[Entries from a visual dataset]
* START *

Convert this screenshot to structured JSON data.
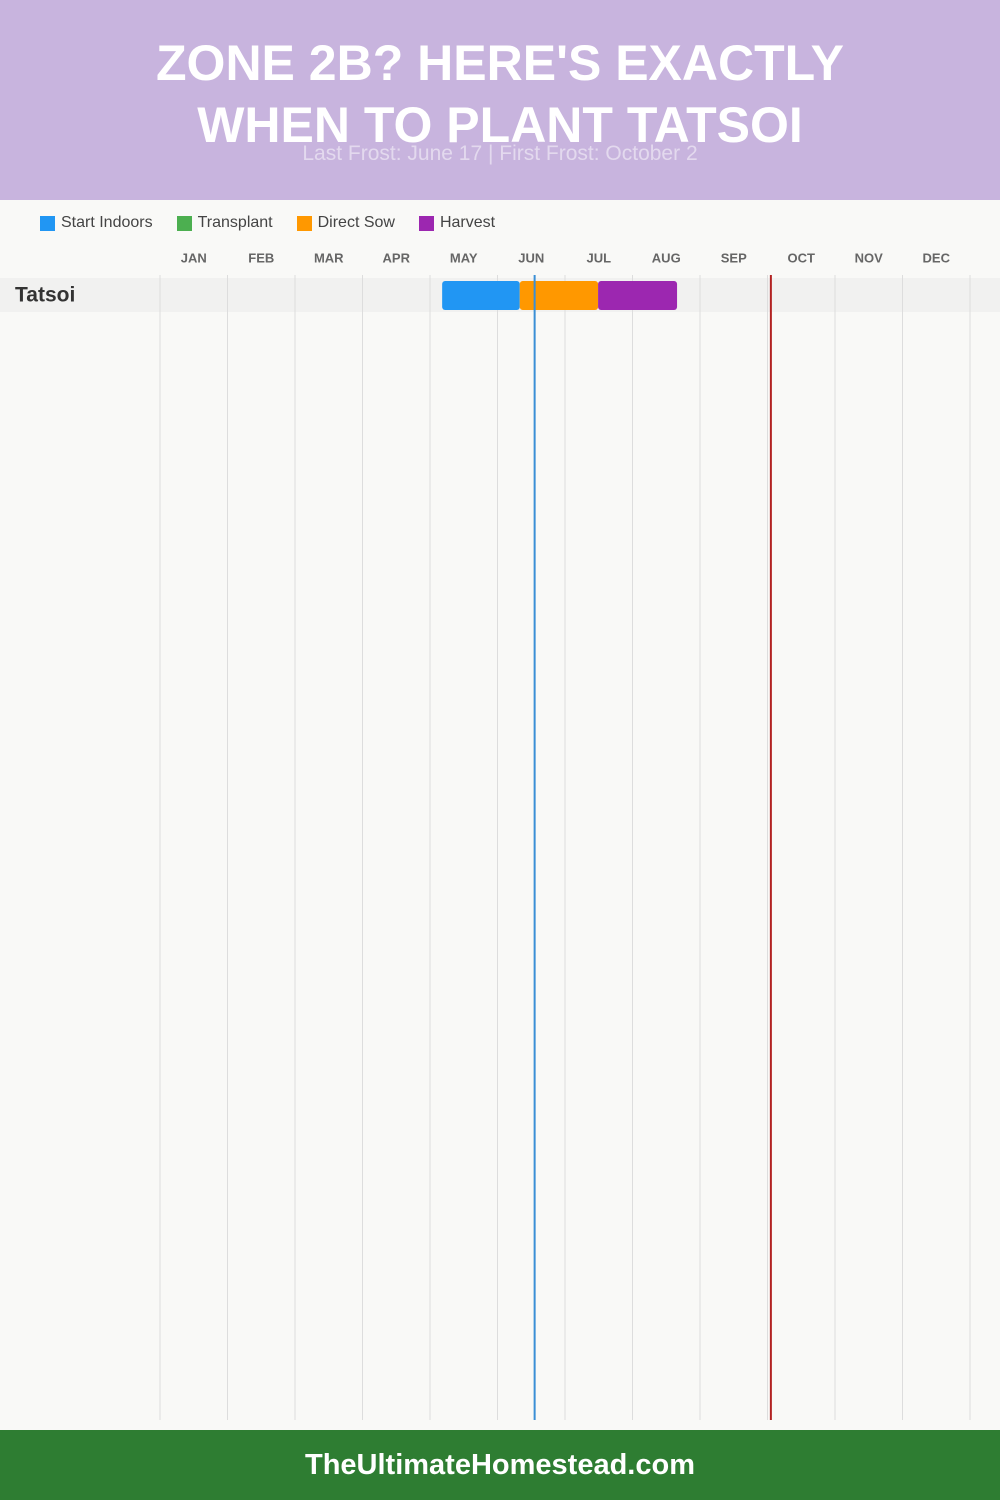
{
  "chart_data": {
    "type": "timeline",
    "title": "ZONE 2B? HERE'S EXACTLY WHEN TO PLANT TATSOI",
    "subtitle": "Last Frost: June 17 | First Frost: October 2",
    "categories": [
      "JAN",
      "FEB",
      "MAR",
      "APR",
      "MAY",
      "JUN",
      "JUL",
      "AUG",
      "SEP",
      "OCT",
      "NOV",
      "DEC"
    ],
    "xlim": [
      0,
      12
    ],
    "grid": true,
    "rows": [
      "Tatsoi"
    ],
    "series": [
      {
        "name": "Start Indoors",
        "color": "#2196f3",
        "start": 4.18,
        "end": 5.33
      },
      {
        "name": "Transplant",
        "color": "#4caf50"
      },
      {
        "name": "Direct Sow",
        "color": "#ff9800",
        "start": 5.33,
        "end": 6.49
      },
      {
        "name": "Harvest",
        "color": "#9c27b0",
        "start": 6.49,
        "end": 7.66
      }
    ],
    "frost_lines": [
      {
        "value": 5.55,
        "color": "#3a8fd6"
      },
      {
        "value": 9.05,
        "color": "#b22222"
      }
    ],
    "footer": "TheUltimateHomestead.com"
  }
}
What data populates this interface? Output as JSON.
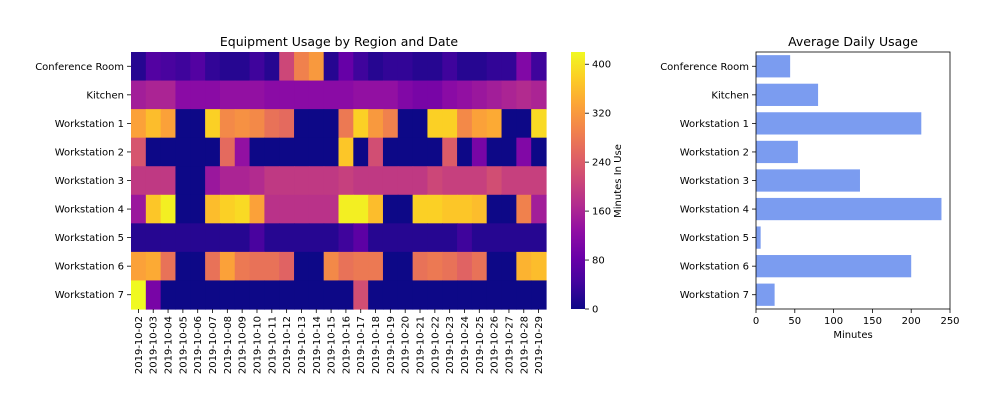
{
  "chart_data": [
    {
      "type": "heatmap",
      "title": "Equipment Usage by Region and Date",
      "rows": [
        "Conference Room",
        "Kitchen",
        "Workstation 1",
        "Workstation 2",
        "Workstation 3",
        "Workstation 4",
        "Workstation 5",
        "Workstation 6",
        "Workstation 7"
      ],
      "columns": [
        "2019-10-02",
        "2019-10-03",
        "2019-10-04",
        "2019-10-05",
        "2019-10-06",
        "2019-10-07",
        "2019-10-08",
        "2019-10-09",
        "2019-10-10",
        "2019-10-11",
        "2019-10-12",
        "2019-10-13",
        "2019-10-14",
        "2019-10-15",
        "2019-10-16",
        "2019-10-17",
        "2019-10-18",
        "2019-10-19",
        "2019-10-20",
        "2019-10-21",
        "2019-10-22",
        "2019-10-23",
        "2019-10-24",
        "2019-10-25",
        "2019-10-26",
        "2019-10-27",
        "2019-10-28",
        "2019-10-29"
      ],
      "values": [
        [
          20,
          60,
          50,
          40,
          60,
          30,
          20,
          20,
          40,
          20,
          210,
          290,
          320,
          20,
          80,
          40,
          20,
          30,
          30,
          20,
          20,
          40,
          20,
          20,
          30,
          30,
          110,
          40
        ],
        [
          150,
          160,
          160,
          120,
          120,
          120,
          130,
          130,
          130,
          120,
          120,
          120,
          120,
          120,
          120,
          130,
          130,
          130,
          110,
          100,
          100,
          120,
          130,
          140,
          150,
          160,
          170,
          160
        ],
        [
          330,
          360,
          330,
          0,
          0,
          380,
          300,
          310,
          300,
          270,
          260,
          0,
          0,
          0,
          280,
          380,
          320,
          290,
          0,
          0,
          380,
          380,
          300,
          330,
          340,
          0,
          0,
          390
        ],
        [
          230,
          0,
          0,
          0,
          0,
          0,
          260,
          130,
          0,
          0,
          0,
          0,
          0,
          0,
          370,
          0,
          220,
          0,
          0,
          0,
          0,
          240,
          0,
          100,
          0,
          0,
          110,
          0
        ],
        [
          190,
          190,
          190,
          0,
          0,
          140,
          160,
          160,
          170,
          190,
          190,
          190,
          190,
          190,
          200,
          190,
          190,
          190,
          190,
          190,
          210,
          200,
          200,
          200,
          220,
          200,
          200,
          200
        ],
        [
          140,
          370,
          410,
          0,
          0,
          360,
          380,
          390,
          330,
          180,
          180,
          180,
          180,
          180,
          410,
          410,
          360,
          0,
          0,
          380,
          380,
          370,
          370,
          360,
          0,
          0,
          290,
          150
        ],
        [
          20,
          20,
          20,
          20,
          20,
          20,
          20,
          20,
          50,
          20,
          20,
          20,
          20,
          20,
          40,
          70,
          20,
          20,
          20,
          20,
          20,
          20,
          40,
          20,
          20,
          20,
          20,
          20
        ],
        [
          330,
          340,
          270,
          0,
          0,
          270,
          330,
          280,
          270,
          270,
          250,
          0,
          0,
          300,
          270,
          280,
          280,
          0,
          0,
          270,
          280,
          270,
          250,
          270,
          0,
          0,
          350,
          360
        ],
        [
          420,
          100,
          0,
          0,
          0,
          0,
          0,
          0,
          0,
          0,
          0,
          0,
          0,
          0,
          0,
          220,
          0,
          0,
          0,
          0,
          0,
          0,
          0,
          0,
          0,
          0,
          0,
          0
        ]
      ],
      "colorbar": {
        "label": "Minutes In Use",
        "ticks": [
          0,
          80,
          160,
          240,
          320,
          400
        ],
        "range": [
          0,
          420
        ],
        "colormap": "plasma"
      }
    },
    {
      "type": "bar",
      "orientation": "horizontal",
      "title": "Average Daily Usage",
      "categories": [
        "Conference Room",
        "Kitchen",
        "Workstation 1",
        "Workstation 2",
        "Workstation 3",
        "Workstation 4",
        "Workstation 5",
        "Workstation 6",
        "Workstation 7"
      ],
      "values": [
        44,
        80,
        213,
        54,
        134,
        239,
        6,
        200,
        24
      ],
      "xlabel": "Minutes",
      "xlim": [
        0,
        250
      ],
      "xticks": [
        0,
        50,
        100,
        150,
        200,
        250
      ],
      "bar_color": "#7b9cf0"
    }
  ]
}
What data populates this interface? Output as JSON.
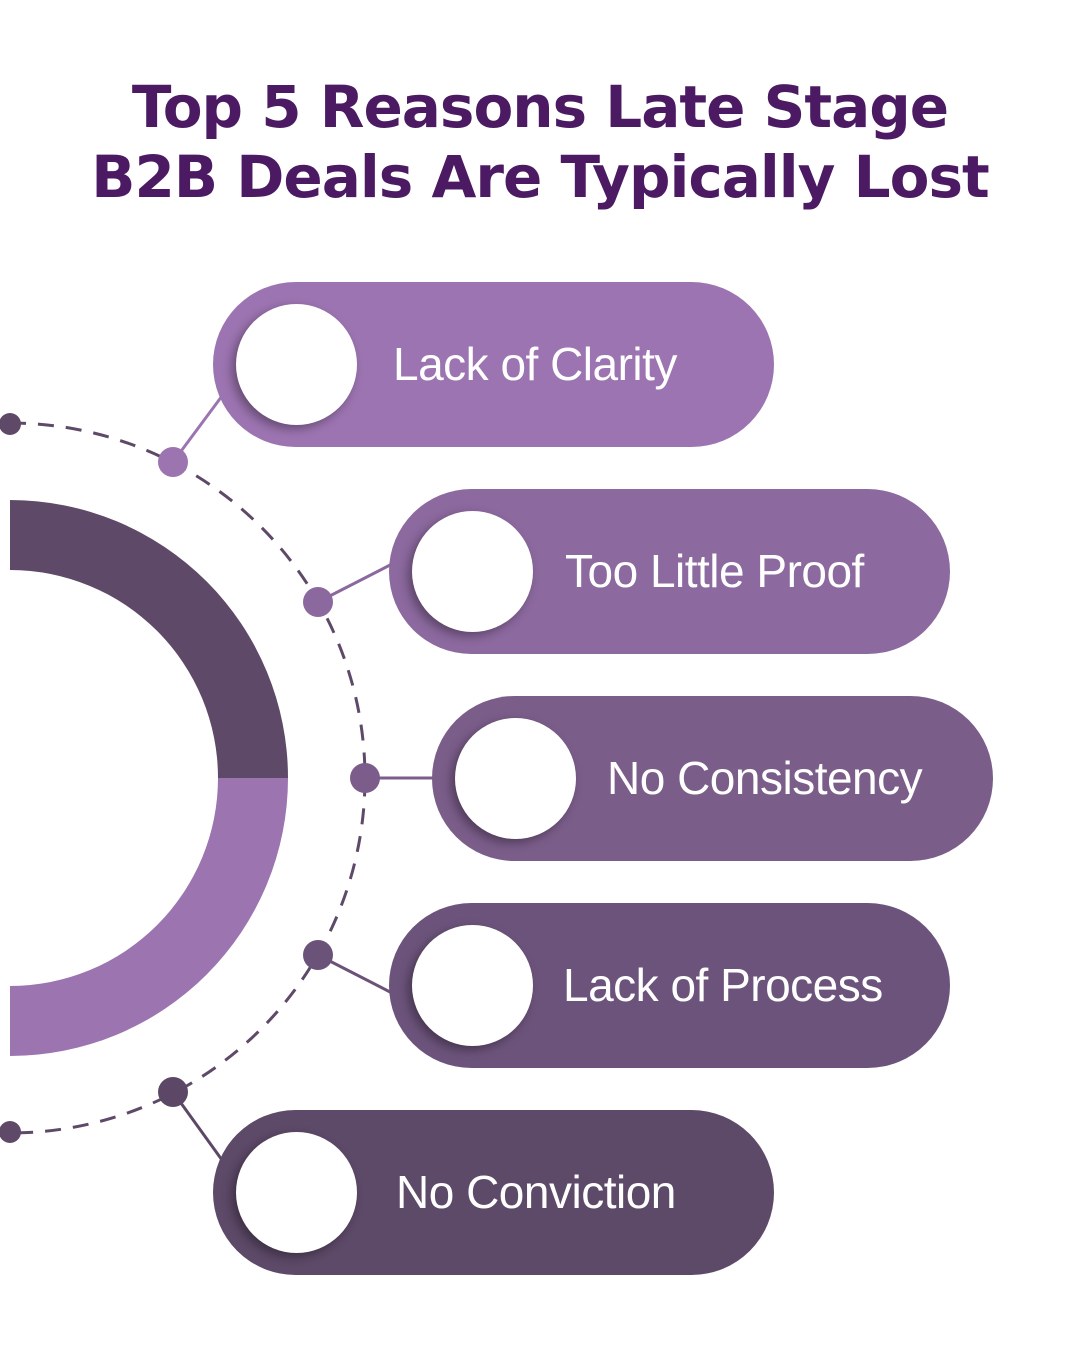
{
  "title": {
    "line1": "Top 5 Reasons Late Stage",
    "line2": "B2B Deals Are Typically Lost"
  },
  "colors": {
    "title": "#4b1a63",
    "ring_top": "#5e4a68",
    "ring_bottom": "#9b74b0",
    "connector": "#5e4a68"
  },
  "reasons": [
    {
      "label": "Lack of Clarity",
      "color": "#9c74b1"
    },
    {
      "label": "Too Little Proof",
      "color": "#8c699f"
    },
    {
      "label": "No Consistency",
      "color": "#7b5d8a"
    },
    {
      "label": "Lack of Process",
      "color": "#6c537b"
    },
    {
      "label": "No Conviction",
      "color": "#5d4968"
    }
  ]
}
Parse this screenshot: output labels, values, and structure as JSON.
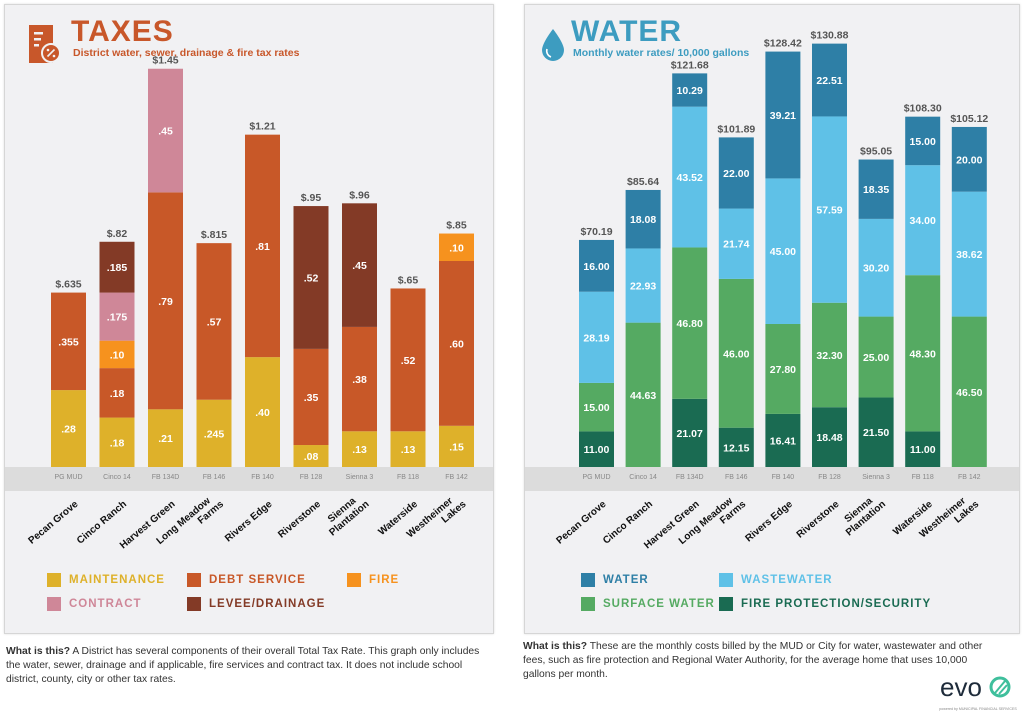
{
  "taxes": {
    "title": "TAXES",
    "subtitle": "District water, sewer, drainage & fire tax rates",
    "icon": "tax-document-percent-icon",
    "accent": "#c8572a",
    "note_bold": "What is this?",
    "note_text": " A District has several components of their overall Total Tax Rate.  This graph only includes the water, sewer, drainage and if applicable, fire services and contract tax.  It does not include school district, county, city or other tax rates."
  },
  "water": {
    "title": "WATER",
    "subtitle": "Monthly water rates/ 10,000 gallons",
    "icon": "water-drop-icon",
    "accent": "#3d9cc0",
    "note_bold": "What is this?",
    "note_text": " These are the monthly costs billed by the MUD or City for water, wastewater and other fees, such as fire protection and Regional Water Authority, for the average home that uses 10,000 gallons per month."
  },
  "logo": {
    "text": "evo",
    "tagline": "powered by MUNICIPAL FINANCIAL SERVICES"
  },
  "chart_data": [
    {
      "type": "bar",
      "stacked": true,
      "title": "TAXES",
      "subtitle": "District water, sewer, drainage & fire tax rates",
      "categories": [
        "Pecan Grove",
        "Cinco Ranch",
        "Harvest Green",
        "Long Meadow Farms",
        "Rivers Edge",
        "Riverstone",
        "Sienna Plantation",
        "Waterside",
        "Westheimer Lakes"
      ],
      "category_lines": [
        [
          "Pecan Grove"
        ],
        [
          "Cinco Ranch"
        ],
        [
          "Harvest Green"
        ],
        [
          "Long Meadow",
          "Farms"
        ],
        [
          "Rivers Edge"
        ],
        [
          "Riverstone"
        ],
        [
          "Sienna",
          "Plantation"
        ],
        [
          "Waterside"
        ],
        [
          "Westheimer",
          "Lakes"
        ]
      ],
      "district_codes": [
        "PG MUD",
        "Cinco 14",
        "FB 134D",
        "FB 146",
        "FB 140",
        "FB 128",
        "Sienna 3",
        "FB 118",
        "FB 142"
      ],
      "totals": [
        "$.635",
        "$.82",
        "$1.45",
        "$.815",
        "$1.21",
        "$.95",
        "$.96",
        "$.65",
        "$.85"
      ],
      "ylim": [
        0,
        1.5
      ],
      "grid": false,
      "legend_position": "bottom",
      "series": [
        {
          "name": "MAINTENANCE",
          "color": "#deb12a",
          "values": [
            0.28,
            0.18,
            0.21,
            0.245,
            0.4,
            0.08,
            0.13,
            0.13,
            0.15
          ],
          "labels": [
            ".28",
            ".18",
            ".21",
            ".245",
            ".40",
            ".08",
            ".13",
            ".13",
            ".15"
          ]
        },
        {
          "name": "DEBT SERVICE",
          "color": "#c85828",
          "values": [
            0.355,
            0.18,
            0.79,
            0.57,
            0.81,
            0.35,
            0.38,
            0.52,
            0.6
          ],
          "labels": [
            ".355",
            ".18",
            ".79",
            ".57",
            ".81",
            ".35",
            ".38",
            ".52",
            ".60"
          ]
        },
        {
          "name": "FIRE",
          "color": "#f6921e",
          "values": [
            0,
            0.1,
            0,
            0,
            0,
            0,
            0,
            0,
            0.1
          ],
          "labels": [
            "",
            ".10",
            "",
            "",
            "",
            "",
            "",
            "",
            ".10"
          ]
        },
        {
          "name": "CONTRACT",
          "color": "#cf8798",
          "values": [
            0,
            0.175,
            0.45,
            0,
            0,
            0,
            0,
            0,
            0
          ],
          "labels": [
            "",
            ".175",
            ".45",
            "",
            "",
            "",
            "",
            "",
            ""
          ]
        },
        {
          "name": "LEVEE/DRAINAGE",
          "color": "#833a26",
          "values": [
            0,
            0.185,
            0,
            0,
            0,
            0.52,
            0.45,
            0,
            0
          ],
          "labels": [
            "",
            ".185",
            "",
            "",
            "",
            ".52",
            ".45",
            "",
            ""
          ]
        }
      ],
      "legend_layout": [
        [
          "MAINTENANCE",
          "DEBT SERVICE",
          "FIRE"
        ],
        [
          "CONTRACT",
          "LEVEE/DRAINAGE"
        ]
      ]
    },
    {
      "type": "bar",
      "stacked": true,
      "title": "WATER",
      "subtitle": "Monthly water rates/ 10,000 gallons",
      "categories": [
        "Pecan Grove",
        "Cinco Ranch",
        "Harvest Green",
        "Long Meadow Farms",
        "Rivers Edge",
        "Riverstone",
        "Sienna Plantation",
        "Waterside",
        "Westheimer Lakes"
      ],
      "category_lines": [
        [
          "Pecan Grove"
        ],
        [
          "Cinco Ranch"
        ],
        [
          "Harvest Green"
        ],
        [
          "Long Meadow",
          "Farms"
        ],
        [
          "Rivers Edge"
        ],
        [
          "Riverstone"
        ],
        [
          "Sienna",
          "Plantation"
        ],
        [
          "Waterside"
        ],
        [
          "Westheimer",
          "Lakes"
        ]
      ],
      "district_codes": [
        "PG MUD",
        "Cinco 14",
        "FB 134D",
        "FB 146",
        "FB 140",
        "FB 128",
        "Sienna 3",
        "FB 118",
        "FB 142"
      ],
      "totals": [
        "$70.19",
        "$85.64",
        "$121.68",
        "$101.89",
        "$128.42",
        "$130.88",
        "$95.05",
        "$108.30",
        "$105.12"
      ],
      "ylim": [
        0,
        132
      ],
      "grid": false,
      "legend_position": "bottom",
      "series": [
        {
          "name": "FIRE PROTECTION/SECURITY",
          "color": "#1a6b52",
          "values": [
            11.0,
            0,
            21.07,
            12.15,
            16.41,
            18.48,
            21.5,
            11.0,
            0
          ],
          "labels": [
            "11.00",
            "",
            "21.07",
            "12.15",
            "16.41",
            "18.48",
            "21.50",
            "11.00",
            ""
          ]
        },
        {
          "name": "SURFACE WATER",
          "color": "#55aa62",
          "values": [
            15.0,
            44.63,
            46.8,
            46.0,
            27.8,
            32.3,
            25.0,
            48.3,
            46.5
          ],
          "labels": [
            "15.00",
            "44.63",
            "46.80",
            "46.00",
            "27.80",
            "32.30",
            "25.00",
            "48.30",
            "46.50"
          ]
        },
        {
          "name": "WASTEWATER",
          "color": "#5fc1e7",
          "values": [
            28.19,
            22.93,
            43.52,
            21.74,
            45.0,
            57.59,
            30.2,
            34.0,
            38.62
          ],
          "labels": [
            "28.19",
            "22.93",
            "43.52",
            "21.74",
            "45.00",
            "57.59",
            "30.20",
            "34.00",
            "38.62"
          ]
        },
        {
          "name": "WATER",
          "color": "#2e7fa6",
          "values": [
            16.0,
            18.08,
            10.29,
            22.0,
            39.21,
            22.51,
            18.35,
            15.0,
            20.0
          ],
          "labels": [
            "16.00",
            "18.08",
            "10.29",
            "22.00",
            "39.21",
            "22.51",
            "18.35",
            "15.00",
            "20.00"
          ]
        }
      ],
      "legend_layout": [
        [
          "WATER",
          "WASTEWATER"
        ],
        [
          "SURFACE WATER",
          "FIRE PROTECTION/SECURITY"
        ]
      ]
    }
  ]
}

* END *

What needs to be done
Collect the lines of the records that include the string "icon".

Exercise response
    "icon": "tax-document-percent-icon",
    "icon": "water-drop-icon",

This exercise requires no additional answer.